** Start Provided data **
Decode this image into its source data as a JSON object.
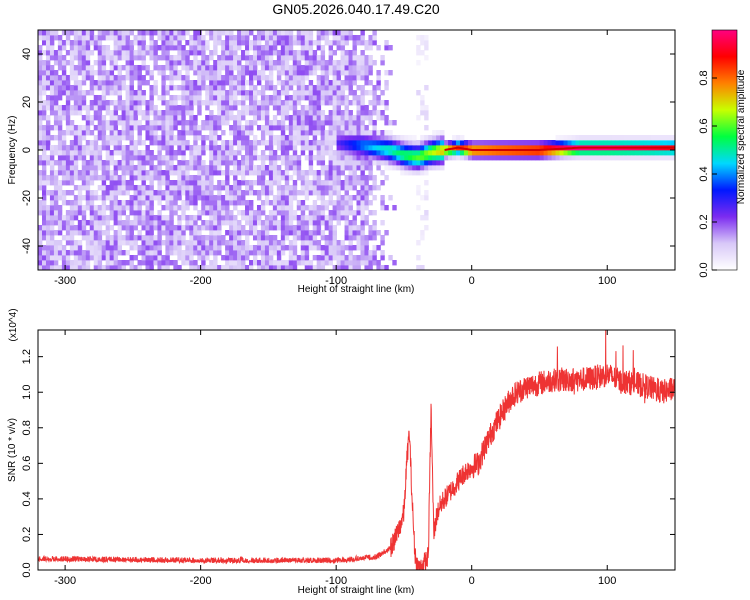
{
  "title": "GN05.2026.040.17.49.C20",
  "chart_data": [
    {
      "type": "heatmap",
      "xlabel": "Height of straight line (km)",
      "ylabel": "Frequency (Hz)",
      "xlim": [
        -320,
        150
      ],
      "ylim": [
        -50,
        50
      ],
      "x_ticks": [
        "-300",
        "-200",
        "-100",
        "0",
        "100"
      ],
      "y_ticks": [
        "-40",
        "-20",
        "0",
        "20",
        "40"
      ],
      "colorbar": {
        "label": "Normalized spectral amplitude",
        "range": [
          0,
          1
        ],
        "ticks": [
          "0.0",
          "0.2",
          "0.4",
          "0.6",
          "0.8"
        ],
        "colors": [
          "#ffffff",
          "#d8c8f8",
          "#7c2cf0",
          "#0018ff",
          "#00d8ff",
          "#00ff40",
          "#c8ff00",
          "#ff8000",
          "#ff0000",
          "#ff0080"
        ]
      },
      "noise_region": {
        "x": [
          -320,
          -55
        ],
        "amplitude": 0.2
      },
      "quiet_gap": {
        "x": [
          -55,
          -40
        ]
      },
      "noise_band": {
        "x": [
          -40,
          -33
        ]
      },
      "signal_track": {
        "x": [
          -100,
          -80,
          -60,
          -50,
          -40,
          -30,
          -20,
          -10,
          0,
          20,
          50,
          80,
          100,
          130,
          150
        ],
        "freq_hz": [
          3,
          2,
          0,
          -2,
          -3,
          -1,
          0,
          1,
          0,
          0,
          0,
          1,
          1,
          1,
          1
        ],
        "amplitude": [
          0.25,
          0.4,
          0.5,
          0.55,
          0.6,
          0.65,
          0.75,
          0.85,
          0.9,
          0.95,
          1,
          1,
          1,
          0.95,
          0.9
        ]
      }
    },
    {
      "type": "line",
      "xlabel": "Height of straight line (km)",
      "ylabel": "SNR (10 * v/v)",
      "multiplier": "(x10^4)",
      "xlim": [
        -320,
        150
      ],
      "ylim": [
        0,
        1.35
      ],
      "x_ticks": [
        "-300",
        "-200",
        "-100",
        "0",
        "100"
      ],
      "y_ticks": [
        "0.0",
        "0.2",
        "0.4",
        "0.6",
        "0.8",
        "1.0",
        "1.2"
      ],
      "color": "#ee3333",
      "series": [
        {
          "x": [
            -320,
            -200,
            -100,
            -70,
            -60,
            -55,
            -50,
            -48,
            -46,
            -44,
            -42,
            -40,
            -38,
            -36,
            -34,
            -32,
            -30,
            -28,
            -26,
            -24,
            -22,
            -20,
            -15,
            -10,
            -5,
            0,
            5,
            10,
            15,
            20,
            25,
            30,
            40,
            50,
            60,
            70,
            80,
            90,
            100,
            110,
            120,
            130,
            140,
            150
          ],
          "y": [
            0.06,
            0.05,
            0.05,
            0.07,
            0.12,
            0.2,
            0.32,
            0.6,
            0.78,
            0.4,
            0.1,
            0.02,
            0.01,
            0.03,
            0.05,
            0.08,
            0.92,
            0.2,
            0.3,
            0.35,
            0.38,
            0.4,
            0.45,
            0.5,
            0.55,
            0.58,
            0.6,
            0.7,
            0.78,
            0.85,
            0.92,
            0.98,
            1.03,
            1.05,
            1.07,
            1.07,
            1.07,
            1.08,
            1.1,
            1.06,
            1.05,
            1.03,
            1.0,
            1.02
          ]
        }
      ]
    }
  ]
}
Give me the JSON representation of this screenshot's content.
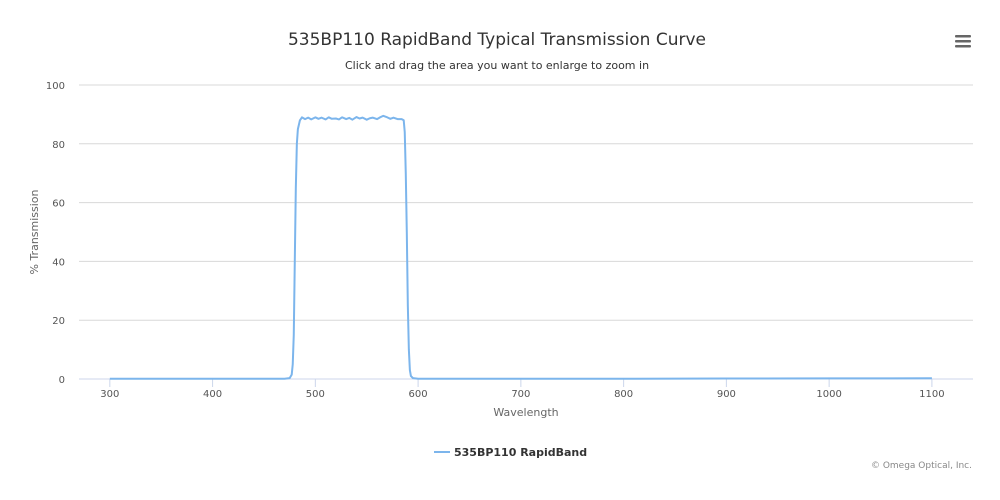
{
  "chart_data": {
    "type": "line",
    "title": "535BP110 RapidBand Typical Transmission Curve",
    "subtitle": "Click and drag the area you want to enlarge to zoom in",
    "xlabel": "Wavelength",
    "ylabel": "% Transmission",
    "xlim": [
      270,
      1140
    ],
    "ylim": [
      0,
      100
    ],
    "x_ticks": [
      300,
      400,
      500,
      600,
      700,
      800,
      900,
      1000,
      1100
    ],
    "y_ticks": [
      0,
      20,
      40,
      60,
      80,
      100
    ],
    "grid": true,
    "legend_position": "bottom-center",
    "series": [
      {
        "name": "535BP110 RapidBand",
        "color": "#7cb5ec",
        "points": [
          [
            300,
            0.1
          ],
          [
            400,
            0.1
          ],
          [
            470,
            0.1
          ],
          [
            475,
            0.3
          ],
          [
            477,
            1.5
          ],
          [
            478,
            5
          ],
          [
            479,
            15
          ],
          [
            480,
            40
          ],
          [
            481,
            65
          ],
          [
            482,
            80
          ],
          [
            483,
            85
          ],
          [
            485,
            88
          ],
          [
            487,
            89
          ],
          [
            490,
            88.4
          ],
          [
            493,
            88.9
          ],
          [
            496,
            88.3
          ],
          [
            500,
            89
          ],
          [
            503,
            88.5
          ],
          [
            506,
            88.9
          ],
          [
            510,
            88.3
          ],
          [
            513,
            89
          ],
          [
            516,
            88.5
          ],
          [
            520,
            88.6
          ],
          [
            523,
            88.3
          ],
          [
            526,
            89
          ],
          [
            530,
            88.4
          ],
          [
            533,
            88.8
          ],
          [
            536,
            88.2
          ],
          [
            540,
            89.1
          ],
          [
            543,
            88.6
          ],
          [
            546,
            88.9
          ],
          [
            550,
            88.2
          ],
          [
            553,
            88.7
          ],
          [
            556,
            88.9
          ],
          [
            560,
            88.4
          ],
          [
            563,
            89
          ],
          [
            566,
            89.5
          ],
          [
            570,
            89
          ],
          [
            573,
            88.5
          ],
          [
            576,
            88.9
          ],
          [
            580,
            88.4
          ],
          [
            584,
            88.4
          ],
          [
            586,
            88
          ],
          [
            587,
            84
          ],
          [
            588,
            70
          ],
          [
            589,
            50
          ],
          [
            590,
            25
          ],
          [
            591,
            10
          ],
          [
            592,
            3
          ],
          [
            593,
            1
          ],
          [
            595,
            0.3
          ],
          [
            600,
            0.1
          ],
          [
            700,
            0.1
          ],
          [
            800,
            0.1
          ],
          [
            900,
            0.15
          ],
          [
            1000,
            0.2
          ],
          [
            1100,
            0.25
          ]
        ]
      }
    ]
  },
  "menu": {
    "icon": "hamburger-menu-icon"
  },
  "credits": {
    "text": "© Omega Optical, Inc."
  }
}
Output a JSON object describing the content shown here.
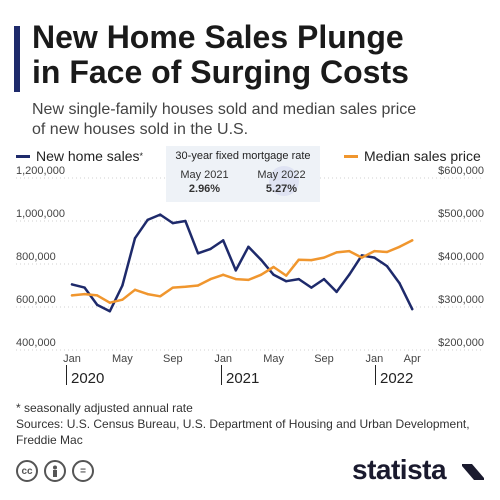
{
  "header": {
    "title_line1": "New Home Sales Plunge",
    "title_line2": "in Face of Surging Costs",
    "subtitle_line1": "New single-family houses sold and median sales price",
    "subtitle_line2": "of new houses sold in the U.S."
  },
  "legend": {
    "sales_label": "New home sales",
    "sales_marker": "*",
    "price_label": "Median sales price"
  },
  "mortgage_box": {
    "title": "30-year fixed mortgage rate",
    "items": [
      {
        "date": "May 2021",
        "rate": "2.96%"
      },
      {
        "date": "May 2022",
        "rate": "5.27%"
      }
    ]
  },
  "years": [
    "2020",
    "2021",
    "2022"
  ],
  "footer": {
    "footnote": "* seasonally adjusted annual rate",
    "sources": "Sources: U.S. Census Bureau, U.S. Department of Housing and Urban Development, Freddie Mac",
    "brand": "statista",
    "license_icons": [
      "cc-icon",
      "person-icon",
      "equals-icon"
    ]
  },
  "colors": {
    "sales": "#1e2a6b",
    "price": "#f0962e",
    "title_bar": "#1e2a6b",
    "mortgage_box": "#eef2f7"
  },
  "chart_data": {
    "type": "line",
    "x": [
      "Jan 2020",
      "Feb 2020",
      "Mar 2020",
      "Apr 2020",
      "May 2020",
      "Jun 2020",
      "Jul 2020",
      "Aug 2020",
      "Sep 2020",
      "Oct 2020",
      "Nov 2020",
      "Dec 2020",
      "Jan 2021",
      "Feb 2021",
      "Mar 2021",
      "Apr 2021",
      "May 2021",
      "Jun 2021",
      "Jul 2021",
      "Aug 2021",
      "Sep 2021",
      "Oct 2021",
      "Nov 2021",
      "Dec 2021",
      "Jan 2022",
      "Feb 2022",
      "Mar 2022",
      "Apr 2022"
    ],
    "x_tick_labels": [
      "Jan",
      "May",
      "Sep",
      "Jan",
      "May",
      "Sep",
      "Jan",
      "Apr"
    ],
    "x_tick_index": [
      0,
      4,
      8,
      12,
      16,
      20,
      24,
      27
    ],
    "series": [
      {
        "name": "New home sales",
        "axis": "left",
        "values": [
          705000,
          690000,
          610000,
          580000,
          700000,
          920000,
          1005000,
          1030000,
          990000,
          1000000,
          850000,
          870000,
          910000,
          770000,
          880000,
          820000,
          750000,
          720000,
          730000,
          690000,
          730000,
          670000,
          750000,
          840000,
          830000,
          790000,
          710000,
          590000
        ]
      },
      {
        "name": "Median sales price",
        "axis": "right",
        "values": [
          327000,
          330000,
          327000,
          310000,
          317000,
          340000,
          330000,
          325000,
          345000,
          347000,
          350000,
          365000,
          375000,
          365000,
          363000,
          375000,
          393000,
          373000,
          410000,
          409000,
          415000,
          427000,
          430000,
          415000,
          430000,
          428000,
          440000,
          455000
        ]
      }
    ],
    "y_left": {
      "range": [
        400000,
        1200000
      ],
      "ticks": [
        "400,000",
        "600,000",
        "800,000",
        "1,000,000",
        "1,200,000"
      ],
      "tick_values": [
        400000,
        600000,
        800000,
        1000000,
        1200000
      ]
    },
    "y_right": {
      "range": [
        200000,
        600000
      ],
      "ticks": [
        "$200,000",
        "$300,000",
        "$400,000",
        "$500,000",
        "$600,000"
      ],
      "tick_values": [
        200000,
        300000,
        400000,
        500000,
        600000
      ]
    },
    "grid": true,
    "legend_position": "top"
  }
}
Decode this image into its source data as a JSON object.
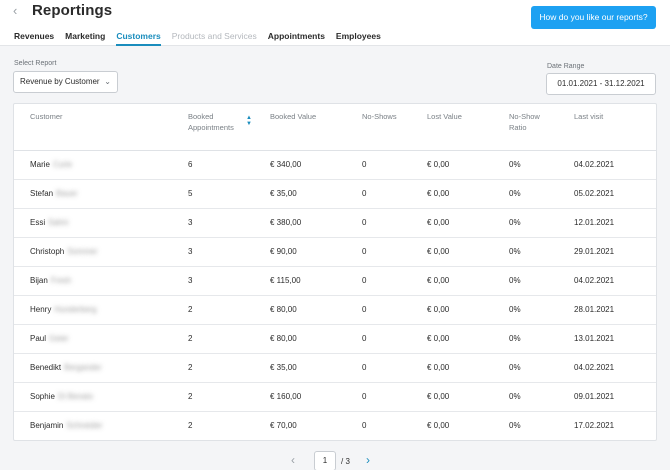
{
  "header": {
    "title": "Reportings",
    "feedback_button": "How do you like our reports?",
    "tabs": [
      {
        "label": "Revenues"
      },
      {
        "label": "Marketing"
      },
      {
        "label": "Customers"
      },
      {
        "label": "Products and Services"
      },
      {
        "label": "Appointments"
      },
      {
        "label": "Employees"
      }
    ],
    "active_tab": "Customers"
  },
  "filters": {
    "select_report_label": "Select Report",
    "select_report_value": "Revenue by Customer",
    "date_range_label": "Date Range",
    "date_range_value": "01.01.2021 - 31.12.2021"
  },
  "table": {
    "columns": [
      {
        "label": "Customer"
      },
      {
        "label": "Booked Appointments"
      },
      {
        "label": "Booked Value"
      },
      {
        "label": "No-Shows"
      },
      {
        "label": "Lost Value"
      },
      {
        "label": "No-Show Ratio"
      },
      {
        "label": "Last visit"
      }
    ],
    "rows": [
      {
        "first": "Marie",
        "last": "Curie",
        "booked": "6",
        "value": "€ 340,00",
        "noshows": "0",
        "lost": "€ 0,00",
        "ratio": "0%",
        "last_visit": "04.02.2021"
      },
      {
        "first": "Stefan",
        "last": "Bauer",
        "booked": "5",
        "value": "€ 35,00",
        "noshows": "0",
        "lost": "€ 0,00",
        "ratio": "0%",
        "last_visit": "05.02.2021"
      },
      {
        "first": "Essi",
        "last": "Salmi",
        "booked": "3",
        "value": "€ 380,00",
        "noshows": "0",
        "lost": "€ 0,00",
        "ratio": "0%",
        "last_visit": "12.01.2021"
      },
      {
        "first": "Christoph",
        "last": "Sommer",
        "booked": "3",
        "value": "€ 90,00",
        "noshows": "0",
        "lost": "€ 0,00",
        "ratio": "0%",
        "last_visit": "29.01.2021"
      },
      {
        "first": "Bijan",
        "last": "Fresh",
        "booked": "3",
        "value": "€ 115,00",
        "noshows": "0",
        "lost": "€ 0,00",
        "ratio": "0%",
        "last_visit": "04.02.2021"
      },
      {
        "first": "Henry",
        "last": "Hunderberg",
        "booked": "2",
        "value": "€ 80,00",
        "noshows": "0",
        "lost": "€ 0,00",
        "ratio": "0%",
        "last_visit": "28.01.2021"
      },
      {
        "first": "Paul",
        "last": "Geier",
        "booked": "2",
        "value": "€ 80,00",
        "noshows": "0",
        "lost": "€ 0,00",
        "ratio": "0%",
        "last_visit": "13.01.2021"
      },
      {
        "first": "Benedikt",
        "last": "Bergander",
        "booked": "2",
        "value": "€ 35,00",
        "noshows": "0",
        "lost": "€ 0,00",
        "ratio": "0%",
        "last_visit": "04.02.2021"
      },
      {
        "first": "Sophie",
        "last": "Di Benato",
        "booked": "2",
        "value": "€ 160,00",
        "noshows": "0",
        "lost": "€ 0,00",
        "ratio": "0%",
        "last_visit": "09.01.2021"
      },
      {
        "first": "Benjamin",
        "last": "Schneider",
        "booked": "2",
        "value": "€ 70,00",
        "noshows": "0",
        "lost": "€ 0,00",
        "ratio": "0%",
        "last_visit": "17.02.2021"
      }
    ]
  },
  "pagination": {
    "current_page": "1",
    "total_text": "/ 3"
  },
  "icons": {
    "back": "chevron-left-icon",
    "sort": "sort-icon",
    "prev": "chevron-left-icon",
    "next": "chevron-right-icon"
  },
  "colors": {
    "accent": "#1a8dbd",
    "button": "#1da1f2",
    "disabled": "#b4b8bd"
  }
}
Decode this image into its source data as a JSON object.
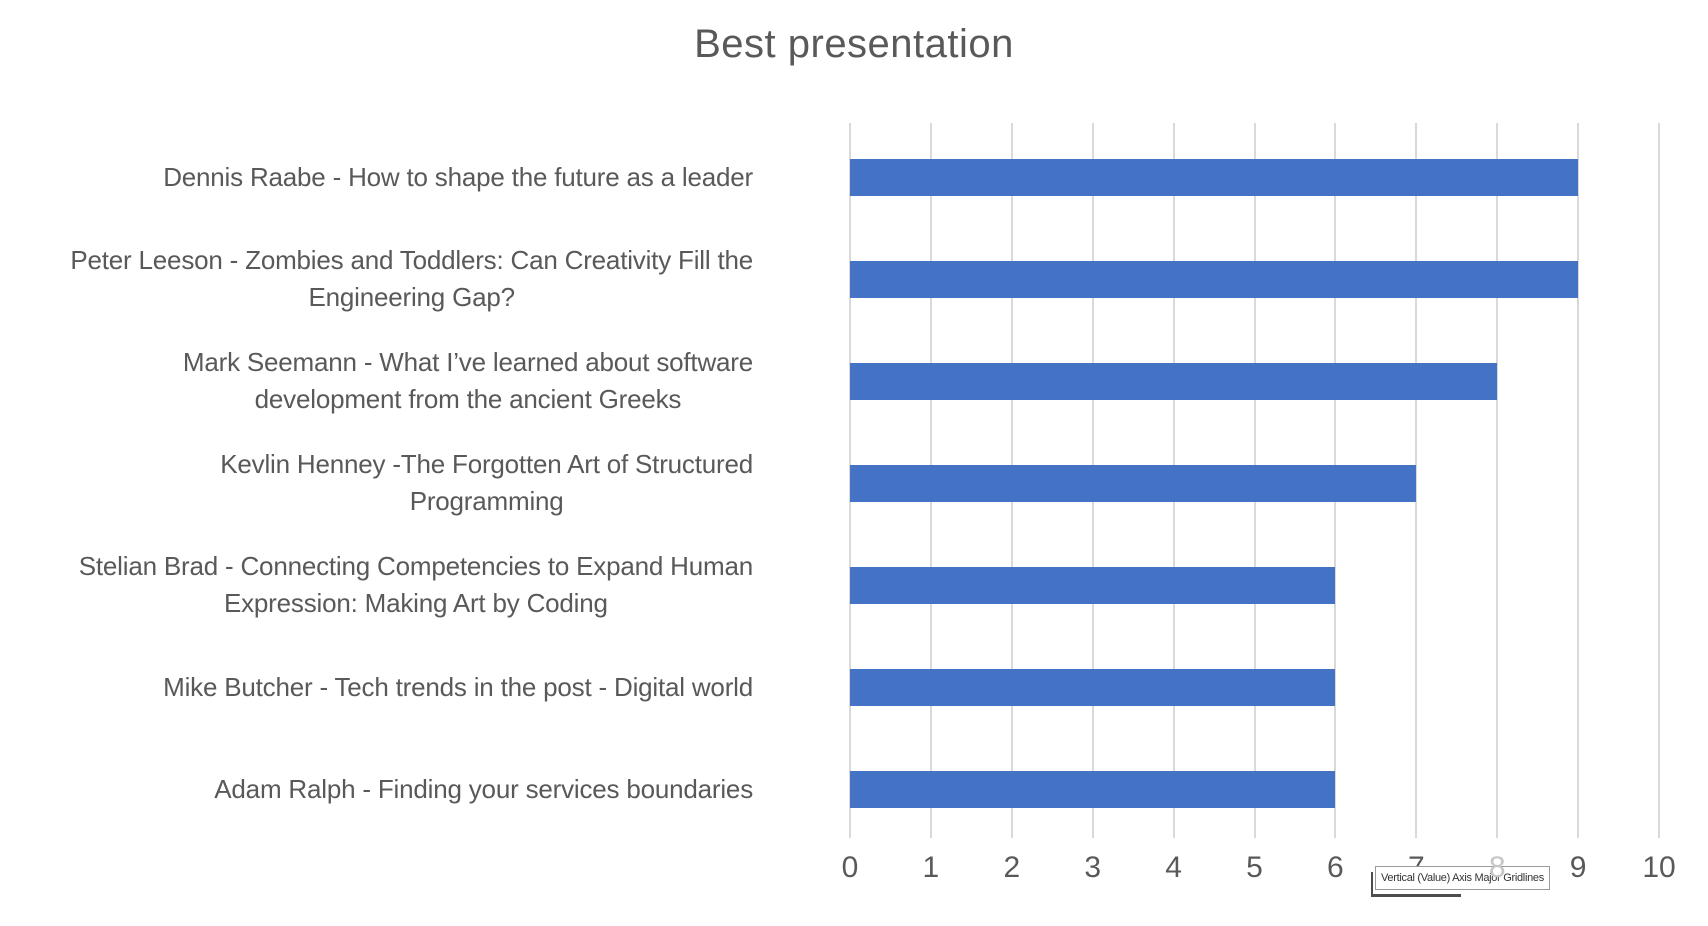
{
  "chart_data": {
    "type": "bar",
    "orientation": "horizontal",
    "title": "Best presentation",
    "categories": [
      "Dennis Raabe - How to shape the future as a leader",
      "Peter Leeson - Zombies and Toddlers: Can Creativity Fill the Engineering Gap?",
      "Mark Seemann - What I’ve learned about software development from the ancient Greeks",
      "Kevlin Henney -The Forgotten Art of Structured Programming",
      "Stelian Brad - Connecting Competencies to Expand Human Expression: Making Art by Coding",
      "Mike Butcher - Tech trends in the post - Digital world",
      "Adam Ralph - Finding your services boundaries"
    ],
    "label_lines": [
      [
        "Dennis Raabe - How to shape the future as a leader"
      ],
      [
        "Peter Leeson - Zombies and Toddlers: Can Creativity Fill the",
        "Engineering Gap?"
      ],
      [
        "Mark Seemann - What I’ve learned about software",
        "development from the ancient Greeks"
      ],
      [
        "Kevlin Henney -The Forgotten Art of Structured",
        "Programming"
      ],
      [
        "Stelian Brad - Connecting Competencies to Expand Human",
        "Expression: Making Art by Coding"
      ],
      [
        "Mike Butcher - Tech trends in the post - Digital world"
      ],
      [
        "Adam Ralph - Finding your services boundaries"
      ]
    ],
    "values": [
      9,
      9,
      8,
      7,
      6,
      6,
      6
    ],
    "xlabel": "",
    "ylabel": "",
    "xlim": [
      0,
      10
    ],
    "x_ticks": [
      0,
      1,
      2,
      3,
      4,
      5,
      6,
      7,
      8,
      9,
      10
    ],
    "grid": true,
    "legend": false,
    "bar_color": "#4472C4",
    "gridline_color": "#D9D9D9",
    "axis_text_color": "#595959",
    "title_color": "#595959"
  },
  "tooltip": {
    "text": "Vertical (Value) Axis Major Gridlines"
  }
}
** End Provided data **
| Problem statement |
All lines above with "from" in them should be returned.

| The answer |
      "Mark Seemann - What I’ve learned about software development from the ancient Greeks",
        "development from the ancient Greeks"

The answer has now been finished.